>>>>>

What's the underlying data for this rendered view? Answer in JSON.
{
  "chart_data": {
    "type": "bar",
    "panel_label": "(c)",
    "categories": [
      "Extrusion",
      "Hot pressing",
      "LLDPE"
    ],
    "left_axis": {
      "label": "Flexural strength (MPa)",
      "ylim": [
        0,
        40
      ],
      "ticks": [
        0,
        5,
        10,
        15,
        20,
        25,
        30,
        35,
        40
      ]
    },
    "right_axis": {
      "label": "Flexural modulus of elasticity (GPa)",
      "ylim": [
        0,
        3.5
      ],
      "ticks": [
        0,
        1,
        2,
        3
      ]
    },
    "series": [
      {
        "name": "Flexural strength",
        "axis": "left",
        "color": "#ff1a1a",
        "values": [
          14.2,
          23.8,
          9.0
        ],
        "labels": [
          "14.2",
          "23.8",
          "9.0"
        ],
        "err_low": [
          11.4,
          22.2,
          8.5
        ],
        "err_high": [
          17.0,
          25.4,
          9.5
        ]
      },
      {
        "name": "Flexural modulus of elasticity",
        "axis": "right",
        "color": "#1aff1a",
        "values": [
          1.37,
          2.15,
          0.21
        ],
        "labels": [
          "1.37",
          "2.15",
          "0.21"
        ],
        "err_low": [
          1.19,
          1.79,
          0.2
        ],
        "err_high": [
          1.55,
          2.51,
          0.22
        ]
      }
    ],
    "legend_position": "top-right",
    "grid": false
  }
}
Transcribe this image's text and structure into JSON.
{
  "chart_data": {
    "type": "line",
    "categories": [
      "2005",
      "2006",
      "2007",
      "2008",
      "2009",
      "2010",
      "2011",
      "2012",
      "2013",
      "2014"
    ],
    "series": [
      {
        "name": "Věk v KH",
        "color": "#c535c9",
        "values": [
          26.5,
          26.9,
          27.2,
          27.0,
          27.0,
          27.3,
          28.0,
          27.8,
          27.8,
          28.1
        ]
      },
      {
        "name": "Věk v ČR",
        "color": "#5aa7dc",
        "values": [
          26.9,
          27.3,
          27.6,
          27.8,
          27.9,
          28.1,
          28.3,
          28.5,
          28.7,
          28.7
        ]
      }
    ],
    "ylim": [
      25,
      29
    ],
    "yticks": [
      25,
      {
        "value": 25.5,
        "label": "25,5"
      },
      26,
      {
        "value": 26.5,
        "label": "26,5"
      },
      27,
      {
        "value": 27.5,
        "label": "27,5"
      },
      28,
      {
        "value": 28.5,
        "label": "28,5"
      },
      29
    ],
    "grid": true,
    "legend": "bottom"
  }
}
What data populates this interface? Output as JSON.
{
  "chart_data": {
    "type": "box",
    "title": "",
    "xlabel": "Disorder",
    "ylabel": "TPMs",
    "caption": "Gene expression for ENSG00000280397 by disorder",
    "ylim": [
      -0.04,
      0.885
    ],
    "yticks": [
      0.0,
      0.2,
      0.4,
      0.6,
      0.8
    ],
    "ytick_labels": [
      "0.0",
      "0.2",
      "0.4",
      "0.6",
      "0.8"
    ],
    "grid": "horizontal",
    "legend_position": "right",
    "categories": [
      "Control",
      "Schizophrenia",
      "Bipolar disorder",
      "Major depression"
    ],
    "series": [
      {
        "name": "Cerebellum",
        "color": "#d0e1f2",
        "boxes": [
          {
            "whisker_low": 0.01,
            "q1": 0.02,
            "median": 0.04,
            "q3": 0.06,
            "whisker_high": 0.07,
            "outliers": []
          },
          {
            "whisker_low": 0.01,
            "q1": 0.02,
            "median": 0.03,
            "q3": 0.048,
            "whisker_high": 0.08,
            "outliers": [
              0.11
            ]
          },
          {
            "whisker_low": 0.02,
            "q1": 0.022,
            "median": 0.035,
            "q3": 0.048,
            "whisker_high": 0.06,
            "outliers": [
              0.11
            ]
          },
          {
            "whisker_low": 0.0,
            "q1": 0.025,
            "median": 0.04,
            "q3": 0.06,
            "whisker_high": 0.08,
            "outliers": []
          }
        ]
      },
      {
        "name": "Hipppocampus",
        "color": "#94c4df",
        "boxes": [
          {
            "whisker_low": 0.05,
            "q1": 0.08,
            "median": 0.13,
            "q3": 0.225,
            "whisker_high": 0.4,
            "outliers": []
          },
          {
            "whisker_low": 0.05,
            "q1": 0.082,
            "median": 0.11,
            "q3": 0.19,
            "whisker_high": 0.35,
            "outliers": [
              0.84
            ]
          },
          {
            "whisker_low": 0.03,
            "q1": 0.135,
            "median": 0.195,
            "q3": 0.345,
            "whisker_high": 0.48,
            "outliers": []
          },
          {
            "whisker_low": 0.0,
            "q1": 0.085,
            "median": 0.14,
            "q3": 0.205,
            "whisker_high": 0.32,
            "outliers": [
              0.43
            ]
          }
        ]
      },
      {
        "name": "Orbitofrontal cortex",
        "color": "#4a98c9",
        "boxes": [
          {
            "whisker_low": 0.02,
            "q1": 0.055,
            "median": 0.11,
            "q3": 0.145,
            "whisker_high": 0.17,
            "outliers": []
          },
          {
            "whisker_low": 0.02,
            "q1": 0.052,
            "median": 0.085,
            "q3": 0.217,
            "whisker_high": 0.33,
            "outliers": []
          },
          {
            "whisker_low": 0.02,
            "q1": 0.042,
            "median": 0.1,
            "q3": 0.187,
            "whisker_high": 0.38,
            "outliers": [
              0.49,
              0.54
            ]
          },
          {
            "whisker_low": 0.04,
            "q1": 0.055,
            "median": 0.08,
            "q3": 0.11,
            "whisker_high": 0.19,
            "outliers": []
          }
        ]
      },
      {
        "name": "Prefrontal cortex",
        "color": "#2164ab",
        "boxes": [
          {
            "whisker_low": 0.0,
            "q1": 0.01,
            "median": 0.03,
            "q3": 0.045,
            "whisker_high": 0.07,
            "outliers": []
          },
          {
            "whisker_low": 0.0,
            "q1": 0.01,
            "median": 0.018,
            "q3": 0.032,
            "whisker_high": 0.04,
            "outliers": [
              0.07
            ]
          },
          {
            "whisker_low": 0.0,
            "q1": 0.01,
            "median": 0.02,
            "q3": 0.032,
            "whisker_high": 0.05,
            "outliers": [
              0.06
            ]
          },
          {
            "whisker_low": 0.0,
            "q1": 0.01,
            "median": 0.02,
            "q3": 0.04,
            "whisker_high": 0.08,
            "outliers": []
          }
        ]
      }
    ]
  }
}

<<<<<

Output the listing above word for word.

RESULT BELOW:
What's the underlying data for this rendered view? Answer in JSON.
{
  "chart_data": {
    "type": "bar",
    "panel_label": "(c)",
    "categories": [
      "Extrusion",
      "Hot pressing",
      "LLDPE"
    ],
    "left_axis": {
      "label": "Flexural strength (MPa)",
      "ylim": [
        0,
        40
      ],
      "ticks": [
        0,
        5,
        10,
        15,
        20,
        25,
        30,
        35,
        40
      ]
    },
    "right_axis": {
      "label": "Flexural modulus of elasticity (GPa)",
      "ylim": [
        0,
        3.5
      ],
      "ticks": [
        0,
        1,
        2,
        3
      ]
    },
    "series": [
      {
        "name": "Flexural strength",
        "axis": "left",
        "color": "#ff1a1a",
        "values": [
          14.2,
          23.8,
          9.0
        ],
        "labels": [
          "14.2",
          "23.8",
          "9.0"
        ],
        "err_low": [
          11.4,
          22.2,
          8.5
        ],
        "err_high": [
          17.0,
          25.4,
          9.5
        ]
      },
      {
        "name": "Flexural modulus of elasticity",
        "axis": "right",
        "color": "#1aff1a",
        "values": [
          1.37,
          2.15,
          0.21
        ],
        "labels": [
          "1.37",
          "2.15",
          "0.21"
        ],
        "err_low": [
          1.19,
          1.79,
          0.2
        ],
        "err_high": [
          1.55,
          2.51,
          0.22
        ]
      }
    ],
    "legend_position": "top-right",
    "grid": false
  }
}
Transcribe this image's text and structure into JSON.
{
  "chart_data": {
    "type": "line",
    "categories": [
      "2005",
      "2006",
      "2007",
      "2008",
      "2009",
      "2010",
      "2011",
      "2012",
      "2013",
      "2014"
    ],
    "series": [
      {
        "name": "Věk v KH",
        "color": "#c535c9",
        "values": [
          26.5,
          26.9,
          27.2,
          27.0,
          27.0,
          27.3,
          28.0,
          27.8,
          27.8,
          28.1
        ]
      },
      {
        "name": "Věk v ČR",
        "color": "#5aa7dc",
        "values": [
          26.9,
          27.3,
          27.6,
          27.8,
          27.9,
          28.1,
          28.3,
          28.5,
          28.7,
          28.7
        ]
      }
    ],
    "ylim": [
      25,
      29
    ],
    "yticks": [
      25,
      {
        "value": 25.5,
        "label": "25,5"
      },
      26,
      {
        "value": 26.5,
        "label": "26,5"
      },
      27,
      {
        "value": 27.5,
        "label": "27,5"
      },
      28,
      {
        "value": 28.5,
        "label": "28,5"
      },
      29
    ],
    "grid": true,
    "legend": "bottom"
  }
}
What data populates this interface? Output as JSON.
{
  "chart_data": {
    "type": "box",
    "title": "",
    "xlabel": "Disorder",
    "ylabel": "TPMs",
    "caption": "Gene expression for ENSG00000280397 by disorder",
    "ylim": [
      -0.04,
      0.885
    ],
    "yticks": [
      0.0,
      0.2,
      0.4,
      0.6,
      0.8
    ],
    "ytick_labels": [
      "0.0",
      "0.2",
      "0.4",
      "0.6",
      "0.8"
    ],
    "grid": "horizontal",
    "legend_position": "right",
    "categories": [
      "Control",
      "Schizophrenia",
      "Bipolar disorder",
      "Major depression"
    ],
    "series": [
      {
        "name": "Cerebellum",
        "color": "#d0e1f2",
        "boxes": [
          {
            "whisker_low": 0.01,
            "q1": 0.02,
            "median": 0.04,
            "q3": 0.06,
            "whisker_high": 0.07,
            "outliers": []
          },
          {
            "whisker_low": 0.01,
            "q1": 0.02,
            "median": 0.03,
            "q3": 0.048,
            "whisker_high": 0.08,
            "outliers": [
              0.11
            ]
          },
          {
            "whisker_low": 0.02,
            "q1": 0.022,
            "median": 0.035,
            "q3": 0.048,
            "whisker_high": 0.06,
            "outliers": [
              0.11
            ]
          },
          {
            "whisker_low": 0.0,
            "q1": 0.025,
            "median": 0.04,
            "q3": 0.06,
            "whisker_high": 0.08,
            "outliers": []
          }
        ]
      },
      {
        "name": "Hipppocampus",
        "color": "#94c4df",
        "boxes": [
          {
            "whisker_low": 0.05,
            "q1": 0.08,
            "median": 0.13,
            "q3": 0.225,
            "whisker_high": 0.4,
            "outliers": []
          },
          {
            "whisker_low": 0.05,
            "q1": 0.082,
            "median": 0.11,
            "q3": 0.19,
            "whisker_high": 0.35,
            "outliers": [
              0.84
            ]
          },
          {
            "whisker_low": 0.03,
            "q1": 0.135,
            "median": 0.195,
            "q3": 0.345,
            "whisker_high": 0.48,
            "outliers": []
          },
          {
            "whisker_low": 0.0,
            "q1": 0.085,
            "median": 0.14,
            "q3": 0.205,
            "whisker_high": 0.32,
            "outliers": [
              0.43
            ]
          }
        ]
      },
      {
        "name": "Orbitofrontal cortex",
        "color": "#4a98c9",
        "boxes": [
          {
            "whisker_low": 0.02,
            "q1": 0.055,
            "median": 0.11,
            "q3": 0.145,
            "whisker_high": 0.17,
            "outliers": []
          },
          {
            "whisker_low": 0.02,
            "q1": 0.052,
            "median": 0.085,
            "q3": 0.217,
            "whisker_high": 0.33,
            "outliers": []
          },
          {
            "whisker_low": 0.02,
            "q1": 0.042,
            "median": 0.1,
            "q3": 0.187,
            "whisker_high": 0.38,
            "outliers": [
              0.49,
              0.54
            ]
          },
          {
            "whisker_low": 0.04,
            "q1": 0.055,
            "median": 0.08,
            "q3": 0.11,
            "whisker_high": 0.19,
            "outliers": []
          }
        ]
      },
      {
        "name": "Prefrontal cortex",
        "color": "#2164ab",
        "boxes": [
          {
            "whisker_low": 0.0,
            "q1": 0.01,
            "median": 0.03,
            "q3": 0.045,
            "whisker_high": 0.07,
            "outliers": []
          },
          {
            "whisker_low": 0.0,
            "q1": 0.01,
            "median": 0.018,
            "q3": 0.032,
            "whisker_high": 0.04,
            "outliers": [
              0.07
            ]
          },
          {
            "whisker_low": 0.0,
            "q1": 0.01,
            "median": 0.02,
            "q3": 0.032,
            "whisker_high": 0.05,
            "outliers": [
              0.06
            ]
          },
          {
            "whisker_low": 0.0,
            "q1": 0.01,
            "median": 0.02,
            "q3": 0.04,
            "whisker_high": 0.08,
            "outliers": []
          }
        ]
      }
    ]
  }
}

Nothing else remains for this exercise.